Aim of the exercise
Copy each line with the word "Healthed" in it.

Records from a collection of figures
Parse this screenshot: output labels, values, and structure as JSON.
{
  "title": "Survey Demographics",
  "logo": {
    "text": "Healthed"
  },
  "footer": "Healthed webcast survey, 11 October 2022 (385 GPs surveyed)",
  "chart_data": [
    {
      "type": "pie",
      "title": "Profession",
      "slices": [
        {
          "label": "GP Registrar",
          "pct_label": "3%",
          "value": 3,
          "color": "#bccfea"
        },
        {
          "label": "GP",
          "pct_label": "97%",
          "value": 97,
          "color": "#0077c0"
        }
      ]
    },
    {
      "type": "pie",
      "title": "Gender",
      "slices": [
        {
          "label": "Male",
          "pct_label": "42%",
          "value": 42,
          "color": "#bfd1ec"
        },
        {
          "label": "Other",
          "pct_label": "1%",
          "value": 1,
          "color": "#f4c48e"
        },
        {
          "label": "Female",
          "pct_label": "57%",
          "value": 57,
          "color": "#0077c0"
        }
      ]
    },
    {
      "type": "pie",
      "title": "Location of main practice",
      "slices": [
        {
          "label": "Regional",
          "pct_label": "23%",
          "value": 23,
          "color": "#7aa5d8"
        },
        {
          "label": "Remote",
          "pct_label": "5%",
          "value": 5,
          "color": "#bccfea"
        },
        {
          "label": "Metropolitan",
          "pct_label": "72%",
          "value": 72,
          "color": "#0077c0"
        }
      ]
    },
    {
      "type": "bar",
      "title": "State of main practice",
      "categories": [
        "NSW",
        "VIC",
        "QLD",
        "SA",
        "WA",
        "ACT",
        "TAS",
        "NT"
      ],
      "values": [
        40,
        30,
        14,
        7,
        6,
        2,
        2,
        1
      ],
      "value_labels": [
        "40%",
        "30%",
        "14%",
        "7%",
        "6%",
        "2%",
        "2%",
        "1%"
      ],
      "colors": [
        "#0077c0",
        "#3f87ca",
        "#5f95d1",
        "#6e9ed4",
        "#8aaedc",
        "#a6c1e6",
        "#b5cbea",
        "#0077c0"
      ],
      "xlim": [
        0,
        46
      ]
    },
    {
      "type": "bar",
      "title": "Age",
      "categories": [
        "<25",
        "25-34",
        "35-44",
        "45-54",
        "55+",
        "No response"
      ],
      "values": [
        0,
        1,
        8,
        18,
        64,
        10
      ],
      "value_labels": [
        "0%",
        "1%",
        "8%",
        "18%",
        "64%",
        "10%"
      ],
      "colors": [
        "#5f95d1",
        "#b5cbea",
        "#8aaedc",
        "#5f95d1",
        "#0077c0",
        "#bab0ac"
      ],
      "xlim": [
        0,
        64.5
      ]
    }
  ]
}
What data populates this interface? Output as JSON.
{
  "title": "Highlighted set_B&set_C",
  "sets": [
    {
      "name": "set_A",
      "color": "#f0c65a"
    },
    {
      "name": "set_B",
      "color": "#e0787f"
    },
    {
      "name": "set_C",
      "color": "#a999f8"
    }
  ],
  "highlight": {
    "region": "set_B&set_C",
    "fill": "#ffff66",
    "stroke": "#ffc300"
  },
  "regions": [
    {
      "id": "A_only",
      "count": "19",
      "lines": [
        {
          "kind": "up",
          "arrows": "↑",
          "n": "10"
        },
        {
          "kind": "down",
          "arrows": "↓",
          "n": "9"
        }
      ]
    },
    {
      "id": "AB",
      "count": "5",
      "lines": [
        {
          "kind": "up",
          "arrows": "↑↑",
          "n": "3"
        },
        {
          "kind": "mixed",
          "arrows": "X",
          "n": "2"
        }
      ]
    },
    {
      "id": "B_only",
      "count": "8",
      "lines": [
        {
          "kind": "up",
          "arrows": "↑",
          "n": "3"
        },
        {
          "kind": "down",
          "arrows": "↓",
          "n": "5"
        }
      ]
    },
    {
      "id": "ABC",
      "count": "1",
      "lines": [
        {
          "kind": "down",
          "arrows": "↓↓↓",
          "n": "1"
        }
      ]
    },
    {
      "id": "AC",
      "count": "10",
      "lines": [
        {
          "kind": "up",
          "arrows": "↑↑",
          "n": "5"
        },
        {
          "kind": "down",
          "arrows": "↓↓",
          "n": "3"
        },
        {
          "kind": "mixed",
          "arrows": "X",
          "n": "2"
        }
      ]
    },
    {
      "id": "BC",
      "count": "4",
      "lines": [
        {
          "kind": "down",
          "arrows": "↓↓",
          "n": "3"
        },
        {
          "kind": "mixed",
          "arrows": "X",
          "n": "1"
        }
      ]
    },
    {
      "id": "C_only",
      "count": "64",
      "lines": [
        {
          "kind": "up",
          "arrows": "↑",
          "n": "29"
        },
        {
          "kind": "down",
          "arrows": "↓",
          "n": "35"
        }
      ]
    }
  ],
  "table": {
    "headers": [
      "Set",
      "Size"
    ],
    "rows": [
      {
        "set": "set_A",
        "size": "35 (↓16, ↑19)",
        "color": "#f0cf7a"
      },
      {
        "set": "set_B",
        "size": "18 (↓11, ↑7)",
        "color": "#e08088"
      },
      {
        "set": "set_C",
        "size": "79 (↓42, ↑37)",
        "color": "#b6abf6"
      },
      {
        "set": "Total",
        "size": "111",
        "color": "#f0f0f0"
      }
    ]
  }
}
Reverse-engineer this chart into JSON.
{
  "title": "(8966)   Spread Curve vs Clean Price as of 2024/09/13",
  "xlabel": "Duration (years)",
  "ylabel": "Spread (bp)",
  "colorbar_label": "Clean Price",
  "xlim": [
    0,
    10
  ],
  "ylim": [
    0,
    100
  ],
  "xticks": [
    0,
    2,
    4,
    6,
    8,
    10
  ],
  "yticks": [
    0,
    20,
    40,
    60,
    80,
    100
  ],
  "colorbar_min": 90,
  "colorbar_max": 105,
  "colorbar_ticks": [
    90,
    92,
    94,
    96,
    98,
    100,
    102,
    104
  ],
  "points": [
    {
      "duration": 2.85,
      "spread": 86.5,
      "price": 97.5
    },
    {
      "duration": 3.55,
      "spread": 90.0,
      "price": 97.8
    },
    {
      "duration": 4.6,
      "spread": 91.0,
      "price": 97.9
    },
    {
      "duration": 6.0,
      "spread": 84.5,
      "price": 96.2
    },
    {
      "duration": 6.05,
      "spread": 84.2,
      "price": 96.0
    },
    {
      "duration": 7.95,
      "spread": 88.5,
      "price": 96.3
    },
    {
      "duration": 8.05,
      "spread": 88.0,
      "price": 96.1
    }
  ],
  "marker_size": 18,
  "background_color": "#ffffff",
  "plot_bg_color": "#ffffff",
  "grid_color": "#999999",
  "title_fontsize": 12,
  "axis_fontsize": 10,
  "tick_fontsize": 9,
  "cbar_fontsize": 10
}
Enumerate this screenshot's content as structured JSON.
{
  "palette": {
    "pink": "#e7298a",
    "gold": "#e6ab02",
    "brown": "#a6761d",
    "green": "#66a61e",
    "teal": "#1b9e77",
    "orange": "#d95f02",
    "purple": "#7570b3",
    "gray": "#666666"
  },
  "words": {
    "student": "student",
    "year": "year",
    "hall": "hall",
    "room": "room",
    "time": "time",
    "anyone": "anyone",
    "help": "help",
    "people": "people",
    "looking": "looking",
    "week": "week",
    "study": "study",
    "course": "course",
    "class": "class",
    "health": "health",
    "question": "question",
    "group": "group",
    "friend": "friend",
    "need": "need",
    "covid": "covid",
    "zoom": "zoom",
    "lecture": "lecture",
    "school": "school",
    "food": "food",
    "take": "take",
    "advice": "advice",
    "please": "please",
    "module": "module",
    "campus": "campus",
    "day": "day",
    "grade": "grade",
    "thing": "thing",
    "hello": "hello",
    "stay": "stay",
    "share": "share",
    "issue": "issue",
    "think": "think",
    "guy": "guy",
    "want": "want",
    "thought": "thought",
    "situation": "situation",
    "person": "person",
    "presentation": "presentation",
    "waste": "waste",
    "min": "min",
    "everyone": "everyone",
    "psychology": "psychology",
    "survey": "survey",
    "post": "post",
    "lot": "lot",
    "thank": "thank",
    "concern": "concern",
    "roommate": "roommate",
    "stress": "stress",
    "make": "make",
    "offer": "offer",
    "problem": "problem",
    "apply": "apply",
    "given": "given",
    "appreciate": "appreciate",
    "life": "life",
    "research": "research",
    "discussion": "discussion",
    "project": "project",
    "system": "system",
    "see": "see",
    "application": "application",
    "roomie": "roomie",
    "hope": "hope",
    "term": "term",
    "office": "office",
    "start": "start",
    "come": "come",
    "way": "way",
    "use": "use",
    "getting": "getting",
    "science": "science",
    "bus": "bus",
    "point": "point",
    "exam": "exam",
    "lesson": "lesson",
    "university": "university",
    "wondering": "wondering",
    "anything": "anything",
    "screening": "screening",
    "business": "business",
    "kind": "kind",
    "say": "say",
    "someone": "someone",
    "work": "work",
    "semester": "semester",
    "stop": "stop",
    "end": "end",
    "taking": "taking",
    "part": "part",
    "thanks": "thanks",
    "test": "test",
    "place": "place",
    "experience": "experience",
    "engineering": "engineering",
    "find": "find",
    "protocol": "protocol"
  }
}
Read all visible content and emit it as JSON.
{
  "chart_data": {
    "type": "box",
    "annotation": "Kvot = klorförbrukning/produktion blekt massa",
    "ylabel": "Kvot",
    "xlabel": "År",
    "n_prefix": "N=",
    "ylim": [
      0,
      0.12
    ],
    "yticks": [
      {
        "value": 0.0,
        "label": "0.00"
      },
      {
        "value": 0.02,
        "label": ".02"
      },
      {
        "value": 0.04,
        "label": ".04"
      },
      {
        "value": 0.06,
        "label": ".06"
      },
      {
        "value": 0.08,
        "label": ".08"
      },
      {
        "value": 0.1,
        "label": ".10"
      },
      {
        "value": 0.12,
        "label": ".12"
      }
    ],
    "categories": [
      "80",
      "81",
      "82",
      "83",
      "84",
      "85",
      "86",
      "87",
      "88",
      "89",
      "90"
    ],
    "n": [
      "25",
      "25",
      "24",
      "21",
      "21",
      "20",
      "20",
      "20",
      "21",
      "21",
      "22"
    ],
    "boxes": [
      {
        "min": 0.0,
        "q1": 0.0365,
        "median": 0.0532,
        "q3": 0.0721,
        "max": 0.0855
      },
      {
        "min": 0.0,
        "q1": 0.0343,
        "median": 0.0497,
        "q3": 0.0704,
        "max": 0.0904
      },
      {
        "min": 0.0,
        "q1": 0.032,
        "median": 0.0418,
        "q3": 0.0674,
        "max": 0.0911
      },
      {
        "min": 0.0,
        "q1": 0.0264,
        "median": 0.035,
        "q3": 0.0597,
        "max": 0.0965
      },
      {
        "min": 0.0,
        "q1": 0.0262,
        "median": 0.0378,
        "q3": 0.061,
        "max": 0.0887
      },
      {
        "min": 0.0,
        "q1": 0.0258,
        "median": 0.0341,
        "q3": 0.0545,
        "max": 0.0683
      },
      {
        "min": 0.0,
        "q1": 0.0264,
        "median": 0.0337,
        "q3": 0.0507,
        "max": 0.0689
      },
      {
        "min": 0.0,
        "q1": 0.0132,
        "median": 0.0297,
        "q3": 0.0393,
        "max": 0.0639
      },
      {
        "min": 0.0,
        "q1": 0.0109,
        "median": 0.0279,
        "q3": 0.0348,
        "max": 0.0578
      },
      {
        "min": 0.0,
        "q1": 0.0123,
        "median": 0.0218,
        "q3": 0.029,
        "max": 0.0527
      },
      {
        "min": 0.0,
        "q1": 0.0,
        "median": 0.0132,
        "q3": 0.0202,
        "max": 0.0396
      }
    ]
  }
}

Solution to the exercise
    "text": "Healthed"
  "footer": "Healthed webcast survey, 11 October 2022 (385 GPs surveyed)",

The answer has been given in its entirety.